▶ To do: Please return the full listing below without altering anything.

········

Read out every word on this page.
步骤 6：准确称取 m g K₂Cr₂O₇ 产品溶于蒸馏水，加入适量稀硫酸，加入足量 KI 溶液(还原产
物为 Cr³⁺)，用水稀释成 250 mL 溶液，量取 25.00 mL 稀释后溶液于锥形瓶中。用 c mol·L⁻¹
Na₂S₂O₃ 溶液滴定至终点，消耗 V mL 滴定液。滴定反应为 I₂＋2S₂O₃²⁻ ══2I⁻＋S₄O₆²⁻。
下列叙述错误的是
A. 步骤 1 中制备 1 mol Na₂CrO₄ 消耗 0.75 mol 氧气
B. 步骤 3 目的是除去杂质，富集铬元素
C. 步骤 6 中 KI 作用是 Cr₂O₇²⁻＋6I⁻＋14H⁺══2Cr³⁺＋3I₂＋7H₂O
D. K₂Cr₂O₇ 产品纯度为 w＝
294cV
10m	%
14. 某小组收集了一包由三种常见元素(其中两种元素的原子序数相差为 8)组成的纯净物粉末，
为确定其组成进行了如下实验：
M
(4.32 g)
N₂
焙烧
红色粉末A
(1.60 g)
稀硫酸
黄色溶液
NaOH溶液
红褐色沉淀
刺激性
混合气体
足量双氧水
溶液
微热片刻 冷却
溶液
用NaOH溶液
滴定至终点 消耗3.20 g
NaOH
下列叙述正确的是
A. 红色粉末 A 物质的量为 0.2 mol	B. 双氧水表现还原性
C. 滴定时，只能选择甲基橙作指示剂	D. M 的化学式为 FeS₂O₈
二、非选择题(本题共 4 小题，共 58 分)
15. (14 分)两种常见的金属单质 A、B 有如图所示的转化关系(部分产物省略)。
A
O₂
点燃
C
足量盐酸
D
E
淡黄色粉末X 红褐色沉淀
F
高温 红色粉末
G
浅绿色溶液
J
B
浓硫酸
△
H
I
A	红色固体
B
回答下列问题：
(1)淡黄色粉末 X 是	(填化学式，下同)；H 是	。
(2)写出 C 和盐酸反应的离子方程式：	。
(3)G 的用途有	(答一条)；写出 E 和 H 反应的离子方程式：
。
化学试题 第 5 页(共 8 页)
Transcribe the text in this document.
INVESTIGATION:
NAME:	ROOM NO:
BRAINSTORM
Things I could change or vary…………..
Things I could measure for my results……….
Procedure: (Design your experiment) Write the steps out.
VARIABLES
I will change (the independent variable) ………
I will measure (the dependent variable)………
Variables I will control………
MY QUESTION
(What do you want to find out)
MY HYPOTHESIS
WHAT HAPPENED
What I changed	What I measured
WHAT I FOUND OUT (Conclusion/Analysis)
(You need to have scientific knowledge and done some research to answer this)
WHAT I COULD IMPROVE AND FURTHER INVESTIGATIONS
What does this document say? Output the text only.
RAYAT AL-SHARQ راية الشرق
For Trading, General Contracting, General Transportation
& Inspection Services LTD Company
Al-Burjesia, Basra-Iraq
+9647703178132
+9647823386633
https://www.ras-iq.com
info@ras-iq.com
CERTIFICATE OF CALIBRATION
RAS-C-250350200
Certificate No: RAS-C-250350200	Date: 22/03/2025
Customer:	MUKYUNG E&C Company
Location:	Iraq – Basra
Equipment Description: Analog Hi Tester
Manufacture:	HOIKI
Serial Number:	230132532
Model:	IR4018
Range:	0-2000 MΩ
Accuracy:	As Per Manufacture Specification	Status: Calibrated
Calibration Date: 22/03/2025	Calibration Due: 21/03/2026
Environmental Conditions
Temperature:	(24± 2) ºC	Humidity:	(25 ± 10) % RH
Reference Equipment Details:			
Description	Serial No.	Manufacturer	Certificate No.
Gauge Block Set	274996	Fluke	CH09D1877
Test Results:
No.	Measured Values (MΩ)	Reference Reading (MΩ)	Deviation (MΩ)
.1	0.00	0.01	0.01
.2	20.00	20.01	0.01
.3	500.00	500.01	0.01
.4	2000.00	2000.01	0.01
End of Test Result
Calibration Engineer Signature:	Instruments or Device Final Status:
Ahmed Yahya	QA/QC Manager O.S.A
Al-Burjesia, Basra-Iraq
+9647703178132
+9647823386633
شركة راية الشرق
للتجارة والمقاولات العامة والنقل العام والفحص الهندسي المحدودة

········

▶ Task output:
Read out every word on this page.
步骤 6：准确称取 m g K₂Cr₂O₇ 产品溶于蒸馏水，加入适量稀硫酸，加入足量 KI 溶液(还原产
物为 Cr³⁺)，用水稀释成 250 mL 溶液，量取 25.00 mL 稀释后溶液于锥形瓶中。用 c mol·L⁻¹
Na₂S₂O₃ 溶液滴定至终点，消耗 V mL 滴定液。滴定反应为 I₂＋2S₂O₃²⁻ ══2I⁻＋S₄O₆²⁻。
下列叙述错误的是
A. 步骤 1 中制备 1 mol Na₂CrO₄ 消耗 0.75 mol 氧气
B. 步骤 3 目的是除去杂质，富集铬元素
C. 步骤 6 中 KI 作用是 Cr₂O₇²⁻＋6I⁻＋14H⁺══2Cr³⁺＋3I₂＋7H₂O
D. K₂Cr₂O₇ 产品纯度为 w＝
294cV
10m	%
14. 某小组收集了一包由三种常见元素(其中两种元素的原子序数相差为 8)组成的纯净物粉末，
为确定其组成进行了如下实验：
M
(4.32 g)
N₂
焙烧
红色粉末A
(1.60 g)
稀硫酸
黄色溶液
NaOH溶液
红褐色沉淀
刺激性
混合气体
足量双氧水
溶液
微热片刻 冷却
溶液
用NaOH溶液
滴定至终点 消耗3.20 g
NaOH
下列叙述正确的是
A. 红色粉末 A 物质的量为 0.2 mol	B. 双氧水表现还原性
C. 滴定时，只能选择甲基橙作指示剂	D. M 的化学式为 FeS₂O₈
二、非选择题(本题共 4 小题，共 58 分)
15. (14 分)两种常见的金属单质 A、B 有如图所示的转化关系(部分产物省略)。
A
O₂
点燃
C
足量盐酸
D
E
淡黄色粉末X 红褐色沉淀
F
高温 红色粉末
G
浅绿色溶液
J
B
浓硫酸
△
H
I
A	红色固体
B
回答下列问题：
(1)淡黄色粉末 X 是	(填化学式，下同)；H 是	。
(2)写出 C 和盐酸反应的离子方程式：	。
(3)G 的用途有	(答一条)；写出 E 和 H 反应的离子方程式：
。
化学试题 第 5 页(共 8 页)
Transcribe the text in this document.
INVESTIGATION:
NAME:	ROOM NO:
BRAINSTORM
Things I could change or vary…………..
Things I could measure for my results……….
Procedure: (Design your experiment) Write the steps out.
VARIABLES
I will change (the independent variable) ………
I will measure (the dependent variable)………
Variables I will control………
MY QUESTION
(What do you want to find out)
MY HYPOTHESIS
WHAT HAPPENED
What I changed	What I measured
WHAT I FOUND OUT (Conclusion/Analysis)
(You need to have scientific knowledge and done some research to answer this)
WHAT I COULD IMPROVE AND FURTHER INVESTIGATIONS
What does this document say? Output the text only.
RAYAT AL-SHARQ راية الشرق
For Trading, General Contracting, General Transportation
& Inspection Services LTD Company
Al-Burjesia, Basra-Iraq
+9647703178132
+9647823386633
https://www.ras-iq.com
info@ras-iq.com
CERTIFICATE OF CALIBRATION
RAS-C-250350200
Certificate No: RAS-C-250350200	Date: 22/03/2025
Customer:	MUKYUNG E&C Company
Location:	Iraq – Basra
Equipment Description: Analog Hi Tester
Manufacture:	HOIKI
Serial Number:	230132532
Model:	IR4018
Range:	0-2000 MΩ
Accuracy:	As Per Manufacture Specification	Status: Calibrated
Calibration Date: 22/03/2025	Calibration Due: 21/03/2026
Environmental Conditions
Temperature:	(24± 2) ºC	Humidity:	(25 ± 10) % RH
Reference Equipment Details:			
Description	Serial No.	Manufacturer	Certificate No.
Gauge Block Set	274996	Fluke	CH09D1877
Test Results:
No.	Measured Values (MΩ)	Reference Reading (MΩ)	Deviation (MΩ)
.1	0.00	0.01	0.01
.2	20.00	20.01	0.01
.3	500.00	500.01	0.01
.4	2000.00	2000.01	0.01
End of Test Result
Calibration Engineer Signature:	Instruments or Device Final Status:
Ahmed Yahya	QA/QC Manager O.S.A
Al-Burjesia, Basra-Iraq
+9647703178132
+9647823386633
شركة راية الشرق
للتجارة والمقاولات العامة والنقل العام والفحص الهندسي المحدودة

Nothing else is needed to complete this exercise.